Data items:

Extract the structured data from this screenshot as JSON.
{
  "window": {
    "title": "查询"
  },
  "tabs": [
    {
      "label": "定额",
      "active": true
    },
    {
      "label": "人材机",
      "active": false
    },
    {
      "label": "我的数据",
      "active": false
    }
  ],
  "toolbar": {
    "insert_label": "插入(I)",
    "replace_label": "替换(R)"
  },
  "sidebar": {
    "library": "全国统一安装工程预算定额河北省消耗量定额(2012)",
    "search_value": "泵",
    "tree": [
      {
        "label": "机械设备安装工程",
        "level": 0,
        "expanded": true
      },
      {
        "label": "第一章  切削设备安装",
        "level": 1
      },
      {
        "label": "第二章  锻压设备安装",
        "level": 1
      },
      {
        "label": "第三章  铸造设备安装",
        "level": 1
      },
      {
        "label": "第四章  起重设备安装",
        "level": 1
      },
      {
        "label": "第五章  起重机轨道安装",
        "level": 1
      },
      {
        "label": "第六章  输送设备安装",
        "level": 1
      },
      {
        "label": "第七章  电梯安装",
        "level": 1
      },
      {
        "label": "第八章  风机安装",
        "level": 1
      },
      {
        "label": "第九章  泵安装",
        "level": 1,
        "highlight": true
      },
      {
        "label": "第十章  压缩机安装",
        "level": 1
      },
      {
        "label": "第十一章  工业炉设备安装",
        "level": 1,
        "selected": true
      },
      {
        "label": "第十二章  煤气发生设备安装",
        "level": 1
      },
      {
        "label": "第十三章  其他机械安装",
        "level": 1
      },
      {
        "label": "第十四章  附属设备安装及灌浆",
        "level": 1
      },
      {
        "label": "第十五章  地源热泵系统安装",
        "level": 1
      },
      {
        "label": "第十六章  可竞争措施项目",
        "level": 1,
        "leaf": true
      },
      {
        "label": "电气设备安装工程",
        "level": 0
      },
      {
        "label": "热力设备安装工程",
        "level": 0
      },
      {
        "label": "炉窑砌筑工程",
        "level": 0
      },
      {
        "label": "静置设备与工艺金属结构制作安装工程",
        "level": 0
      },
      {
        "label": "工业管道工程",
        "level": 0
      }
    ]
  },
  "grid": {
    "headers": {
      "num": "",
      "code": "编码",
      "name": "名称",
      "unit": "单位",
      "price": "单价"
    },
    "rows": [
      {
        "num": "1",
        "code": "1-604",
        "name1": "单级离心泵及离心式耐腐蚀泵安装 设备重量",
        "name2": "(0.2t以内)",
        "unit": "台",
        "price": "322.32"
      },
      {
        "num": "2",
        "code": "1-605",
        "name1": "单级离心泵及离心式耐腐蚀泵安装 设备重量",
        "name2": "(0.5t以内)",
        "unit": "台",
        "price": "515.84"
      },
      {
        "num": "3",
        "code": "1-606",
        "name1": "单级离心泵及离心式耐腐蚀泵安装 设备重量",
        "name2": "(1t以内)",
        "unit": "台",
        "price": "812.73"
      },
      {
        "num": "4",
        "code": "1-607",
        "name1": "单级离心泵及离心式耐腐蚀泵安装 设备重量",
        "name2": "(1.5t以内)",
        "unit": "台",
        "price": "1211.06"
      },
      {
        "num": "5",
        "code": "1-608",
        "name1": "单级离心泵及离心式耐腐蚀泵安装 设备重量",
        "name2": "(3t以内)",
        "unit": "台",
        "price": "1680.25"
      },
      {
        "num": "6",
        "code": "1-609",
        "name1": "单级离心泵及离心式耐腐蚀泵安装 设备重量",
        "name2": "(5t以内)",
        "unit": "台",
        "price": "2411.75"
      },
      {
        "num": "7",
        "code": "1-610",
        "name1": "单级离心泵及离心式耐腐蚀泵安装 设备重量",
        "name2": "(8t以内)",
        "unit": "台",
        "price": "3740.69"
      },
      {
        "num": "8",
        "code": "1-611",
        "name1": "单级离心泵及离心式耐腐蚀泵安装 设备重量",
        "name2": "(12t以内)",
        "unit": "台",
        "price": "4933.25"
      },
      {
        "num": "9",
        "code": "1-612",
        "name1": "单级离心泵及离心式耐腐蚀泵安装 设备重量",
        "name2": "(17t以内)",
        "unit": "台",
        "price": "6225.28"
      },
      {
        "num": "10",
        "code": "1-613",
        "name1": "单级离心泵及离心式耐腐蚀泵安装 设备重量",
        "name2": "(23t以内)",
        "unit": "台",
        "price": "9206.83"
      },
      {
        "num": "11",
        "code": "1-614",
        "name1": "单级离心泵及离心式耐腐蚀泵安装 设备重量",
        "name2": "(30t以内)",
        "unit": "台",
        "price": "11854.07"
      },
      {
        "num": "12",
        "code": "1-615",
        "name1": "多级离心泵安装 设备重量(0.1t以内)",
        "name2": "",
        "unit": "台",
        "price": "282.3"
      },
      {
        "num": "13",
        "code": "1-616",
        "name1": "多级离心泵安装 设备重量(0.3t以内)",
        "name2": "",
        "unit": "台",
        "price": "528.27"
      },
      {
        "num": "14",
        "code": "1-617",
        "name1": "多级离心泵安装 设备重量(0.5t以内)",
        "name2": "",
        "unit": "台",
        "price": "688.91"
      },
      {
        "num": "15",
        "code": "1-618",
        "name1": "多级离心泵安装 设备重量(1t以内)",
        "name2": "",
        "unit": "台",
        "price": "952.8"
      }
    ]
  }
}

Short task: Give the listing above again, word for word.

Reply:
Extract the structured data from this screenshot as JSON.
{
  "window": {
    "title": "查询"
  },
  "tabs": [
    {
      "label": "定额",
      "active": true
    },
    {
      "label": "人材机",
      "active": false
    },
    {
      "label": "我的数据",
      "active": false
    }
  ],
  "toolbar": {
    "insert_label": "插入(I)",
    "replace_label": "替换(R)"
  },
  "sidebar": {
    "library": "全国统一安装工程预算定额河北省消耗量定额(2012)",
    "search_value": "泵",
    "tree": [
      {
        "label": "机械设备安装工程",
        "level": 0,
        "expanded": true
      },
      {
        "label": "第一章  切削设备安装",
        "level": 1
      },
      {
        "label": "第二章  锻压设备安装",
        "level": 1
      },
      {
        "label": "第三章  铸造设备安装",
        "level": 1
      },
      {
        "label": "第四章  起重设备安装",
        "level": 1
      },
      {
        "label": "第五章  起重机轨道安装",
        "level": 1
      },
      {
        "label": "第六章  输送设备安装",
        "level": 1
      },
      {
        "label": "第七章  电梯安装",
        "level": 1
      },
      {
        "label": "第八章  风机安装",
        "level": 1
      },
      {
        "label": "第九章  泵安装",
        "level": 1,
        "highlight": true
      },
      {
        "label": "第十章  压缩机安装",
        "level": 1
      },
      {
        "label": "第十一章  工业炉设备安装",
        "level": 1,
        "selected": true
      },
      {
        "label": "第十二章  煤气发生设备安装",
        "level": 1
      },
      {
        "label": "第十三章  其他机械安装",
        "level": 1
      },
      {
        "label": "第十四章  附属设备安装及灌浆",
        "level": 1
      },
      {
        "label": "第十五章  地源热泵系统安装",
        "level": 1
      },
      {
        "label": "第十六章  可竞争措施项目",
        "level": 1,
        "leaf": true
      },
      {
        "label": "电气设备安装工程",
        "level": 0
      },
      {
        "label": "热力设备安装工程",
        "level": 0
      },
      {
        "label": "炉窑砌筑工程",
        "level": 0
      },
      {
        "label": "静置设备与工艺金属结构制作安装工程",
        "level": 0
      },
      {
        "label": "工业管道工程",
        "level": 0
      }
    ]
  },
  "grid": {
    "headers": {
      "num": "",
      "code": "编码",
      "name": "名称",
      "unit": "单位",
      "price": "单价"
    },
    "rows": [
      {
        "num": "1",
        "code": "1-604",
        "name1": "单级离心泵及离心式耐腐蚀泵安装 设备重量",
        "name2": "(0.2t以内)",
        "unit": "台",
        "price": "322.32"
      },
      {
        "num": "2",
        "code": "1-605",
        "name1": "单级离心泵及离心式耐腐蚀泵安装 设备重量",
        "name2": "(0.5t以内)",
        "unit": "台",
        "price": "515.84"
      },
      {
        "num": "3",
        "code": "1-606",
        "name1": "单级离心泵及离心式耐腐蚀泵安装 设备重量",
        "name2": "(1t以内)",
        "unit": "台",
        "price": "812.73"
      },
      {
        "num": "4",
        "code": "1-607",
        "name1": "单级离心泵及离心式耐腐蚀泵安装 设备重量",
        "name2": "(1.5t以内)",
        "unit": "台",
        "price": "1211.06"
      },
      {
        "num": "5",
        "code": "1-608",
        "name1": "单级离心泵及离心式耐腐蚀泵安装 设备重量",
        "name2": "(3t以内)",
        "unit": "台",
        "price": "1680.25"
      },
      {
        "num": "6",
        "code": "1-609",
        "name1": "单级离心泵及离心式耐腐蚀泵安装 设备重量",
        "name2": "(5t以内)",
        "unit": "台",
        "price": "2411.75"
      },
      {
        "num": "7",
        "code": "1-610",
        "name1": "单级离心泵及离心式耐腐蚀泵安装 设备重量",
        "name2": "(8t以内)",
        "unit": "台",
        "price": "3740.69"
      },
      {
        "num": "8",
        "code": "1-611",
        "name1": "单级离心泵及离心式耐腐蚀泵安装 设备重量",
        "name2": "(12t以内)",
        "unit": "台",
        "price": "4933.25"
      },
      {
        "num": "9",
        "code": "1-612",
        "name1": "单级离心泵及离心式耐腐蚀泵安装 设备重量",
        "name2": "(17t以内)",
        "unit": "台",
        "price": "6225.28"
      },
      {
        "num": "10",
        "code": "1-613",
        "name1": "单级离心泵及离心式耐腐蚀泵安装 设备重量",
        "name2": "(23t以内)",
        "unit": "台",
        "price": "9206.83"
      },
      {
        "num": "11",
        "code": "1-614",
        "name1": "单级离心泵及离心式耐腐蚀泵安装 设备重量",
        "name2": "(30t以内)",
        "unit": "台",
        "price": "11854.07"
      },
      {
        "num": "12",
        "code": "1-615",
        "name1": "多级离心泵安装 设备重量(0.1t以内)",
        "name2": "",
        "unit": "台",
        "price": "282.3"
      },
      {
        "num": "13",
        "code": "1-616",
        "name1": "多级离心泵安装 设备重量(0.3t以内)",
        "name2": "",
        "unit": "台",
        "price": "528.27"
      },
      {
        "num": "14",
        "code": "1-617",
        "name1": "多级离心泵安装 设备重量(0.5t以内)",
        "name2": "",
        "unit": "台",
        "price": "688.91"
      },
      {
        "num": "15",
        "code": "1-618",
        "name1": "多级离心泵安装 设备重量(1t以内)",
        "name2": "",
        "unit": "台",
        "price": "952.8"
      }
    ]
  }
}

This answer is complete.